Work instructions: Look through the listing below and work out how many of its lines hold the word "label". Give only the number.

[Entries from a dataset]
● ● ●

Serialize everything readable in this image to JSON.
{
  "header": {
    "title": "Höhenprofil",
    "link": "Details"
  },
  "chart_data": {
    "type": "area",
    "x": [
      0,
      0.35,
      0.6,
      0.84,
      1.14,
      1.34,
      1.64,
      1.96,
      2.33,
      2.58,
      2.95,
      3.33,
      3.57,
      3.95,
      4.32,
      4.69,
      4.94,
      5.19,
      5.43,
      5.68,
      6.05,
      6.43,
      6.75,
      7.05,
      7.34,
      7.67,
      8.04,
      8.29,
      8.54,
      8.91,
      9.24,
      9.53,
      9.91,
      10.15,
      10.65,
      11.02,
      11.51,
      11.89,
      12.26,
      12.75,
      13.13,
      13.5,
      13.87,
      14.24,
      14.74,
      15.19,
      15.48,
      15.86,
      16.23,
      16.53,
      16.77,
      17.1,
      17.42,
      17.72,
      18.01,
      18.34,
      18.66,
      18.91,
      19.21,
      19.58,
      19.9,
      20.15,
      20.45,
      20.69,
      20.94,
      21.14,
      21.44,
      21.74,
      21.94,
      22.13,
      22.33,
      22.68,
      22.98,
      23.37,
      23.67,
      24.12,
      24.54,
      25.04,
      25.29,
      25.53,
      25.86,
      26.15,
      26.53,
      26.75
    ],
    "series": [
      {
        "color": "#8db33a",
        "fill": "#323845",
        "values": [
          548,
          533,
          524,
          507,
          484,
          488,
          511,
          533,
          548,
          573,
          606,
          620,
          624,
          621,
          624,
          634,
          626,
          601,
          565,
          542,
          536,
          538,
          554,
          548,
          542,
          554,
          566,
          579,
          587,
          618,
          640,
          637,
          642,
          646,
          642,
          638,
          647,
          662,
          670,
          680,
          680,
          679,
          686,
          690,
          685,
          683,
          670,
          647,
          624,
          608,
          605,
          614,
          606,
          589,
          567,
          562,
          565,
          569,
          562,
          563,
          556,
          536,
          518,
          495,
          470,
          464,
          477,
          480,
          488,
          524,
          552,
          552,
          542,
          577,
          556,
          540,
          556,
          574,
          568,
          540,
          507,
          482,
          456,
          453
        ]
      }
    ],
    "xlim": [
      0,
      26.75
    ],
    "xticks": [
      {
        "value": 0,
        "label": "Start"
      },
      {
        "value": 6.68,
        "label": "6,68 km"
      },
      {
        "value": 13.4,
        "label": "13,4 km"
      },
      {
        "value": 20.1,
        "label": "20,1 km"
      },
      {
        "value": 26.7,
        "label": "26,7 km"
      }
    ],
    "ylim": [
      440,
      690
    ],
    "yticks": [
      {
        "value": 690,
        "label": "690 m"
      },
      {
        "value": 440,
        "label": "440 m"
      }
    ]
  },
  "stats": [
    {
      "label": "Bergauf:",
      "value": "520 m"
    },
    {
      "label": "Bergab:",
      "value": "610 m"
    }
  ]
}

● ● ●

Output: 9